#### Exercise objective
Select lines where the word "проекта" appears.
++++ Records provided
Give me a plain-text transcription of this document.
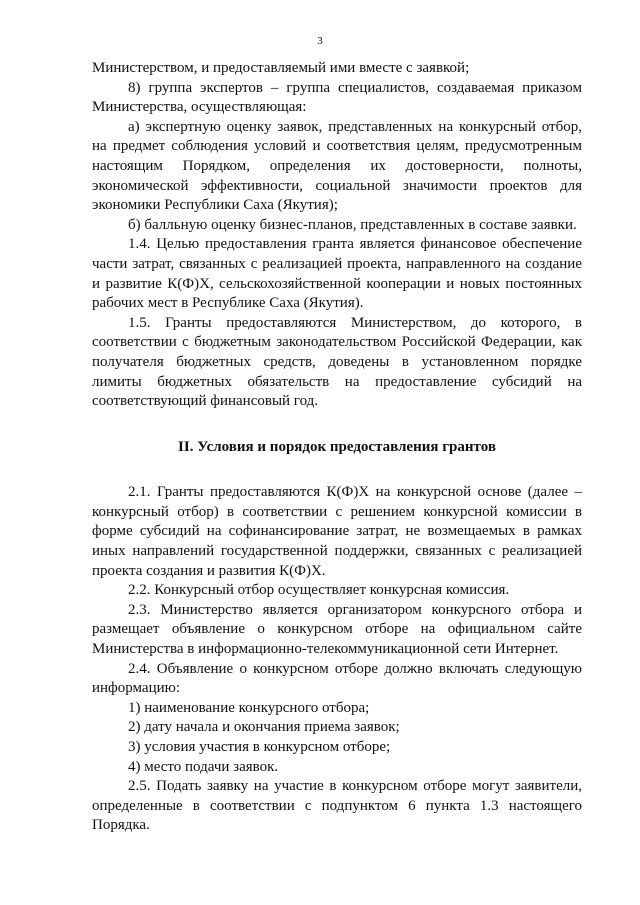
3

Министерством, и предоставляемый ими вместе с заявкой;

8) группа экспертов – группа специалистов, создаваемая приказом Министерства, осуществляющая:

а) экспертную оценку заявок, представленных на конкурсный отбор, на предмет соблюдения условий и соответствия целям, предусмотренным настоящим Порядком, определения их достоверности, полноты, экономической эффективности, социальной значимости проектов для экономики Республики Саха (Якутия);

б) балльную оценку бизнес-планов, представленных в составе заявки.

1.4. Целью предоставления гранта является финансовое обеспечение части затрат, связанных с реализацией проекта, направленного на создание и развитие К(Ф)Х, сельскохозяйственной кооперации и новых постоянных рабочих мест в Республике Саха (Якутия).

1.5. Гранты предоставляются Министерством, до которого, в соответствии с бюджетным законодательством Российской Федерации, как получателя бюджетных средств, доведены в установленном порядке лимиты бюджетных обязательств на предоставление субсидий на соответствующий финансовый год.

II. Условия и порядок предоставления грантов

2.1. Гранты предоставляются К(Ф)Х на конкурсной основе (далее – конкурсный отбор) в соответствии с решением конкурсной комиссии в форме субсидий на софинансирование затрат, не возмещаемых в рамках иных направлений государственной поддержки, связанных с реализацией проекта создания и развития К(Ф)Х.

2.2. Конкурсный отбор осуществляет конкурсная комиссия.

2.3. Министерство является организатором конкурсного отбора и размещает объявление о конкурсном отборе на официальном сайте Министерства в информационно-телекоммуникационной сети Интернет.

2.4. Объявление о конкурсном отборе должно включать следующую информацию:

1) наименование конкурсного отбора;

2) дату начала и окончания приема заявок;

3) условия участия в конкурсном отборе;

4) место подачи заявок.

2.5. Подать заявку на участие в конкурсном отборе могут заявители, определенные в соответствии с подпунктом 6 пункта 1.3 настоящего Порядка.
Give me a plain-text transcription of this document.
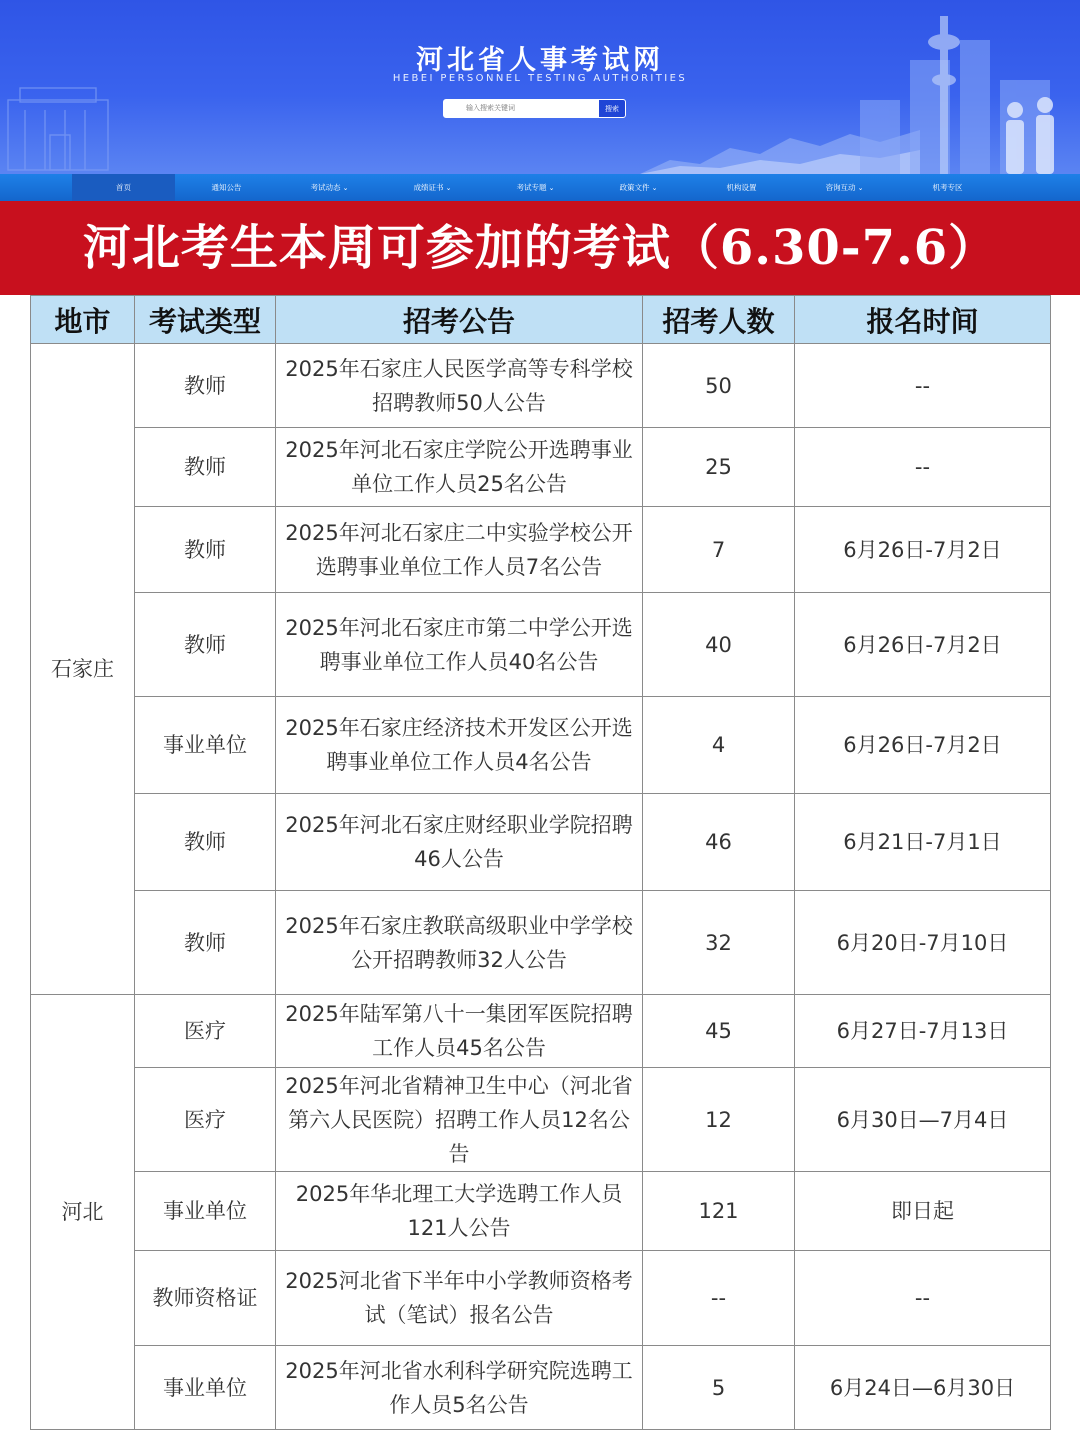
河北省人事考试网
HEBEI PERSONNEL TESTING AUTHORITIES
输入搜索关键词
搜索
首页	通知公告	考试动态 ⌄	成绩证书 ⌄	考试专题 ⌄	政策文件 ⌄	机构设置	咨询互动 ⌄	机考专区
河北考生本周可参加的考试（6.30-7.6）
地市	考试类型	招考公告	招考人数	报名时间
石家庄	教师	2025年石家庄人民医学高等专科学校招聘教师50人公告	50	--
	教师	2025年河北石家庄学院公开选聘事业单位工作人员25名公告	25	--
	教师	2025年河北石家庄二中实验学校公开选聘事业单位工作人员7名公告	7	6月26日-7月2日
	教师	2025年河北石家庄市第二中学公开选聘事业单位工作人员40名公告	40	6月26日-7月2日
	事业单位	2025年石家庄经济技术开发区公开选聘事业单位工作人员4名公告	4	6月26日-7月2日
	教师	2025年河北石家庄财经职业学院招聘46人公告	46	6月21日-7月1日
	教师	2025年石家庄教联高级职业中学学校公开招聘教师32人公告	32	6月20日-7月10日
河北	医疗	2025年陆军第八十一集团军医院招聘工作人员45名公告	45	6月27日-7月13日
	医疗	2025年河北省精神卫生中心（河北省第六人民医院）招聘工作人员12名公告	12	6月30日—7月4日
	事业单位	2025年华北理工大学选聘工作人员121人公告	121	即日起
	教师资格证	2025河北省下半年中小学教师资格考试（笔试）报名公告	--	--
	事业单位	2025年河北省水利科学研究院选聘工作人员5名公告	5	6月24日—6月30日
++++++++
#### Response below
1.4. Целью предоставления гранта является финансовое обеспечение части затрат, связанных с реализацией проекта, направленного на создание и развитие К(Ф)Х, сельскохозяйственной кооперации и новых постоянных рабочих мест в Республике Саха (Якутия).
2.1. Гранты предоставляются К(Ф)Х на конкурсной основе (далее – конкурсный отбор) в соответствии с решением конкурсной комиссии в форме субсидий на софинансирование затрат, не возмещаемых в рамках иных направлений государственной поддержки, связанных с реализацией проекта создания и развития К(Ф)Х.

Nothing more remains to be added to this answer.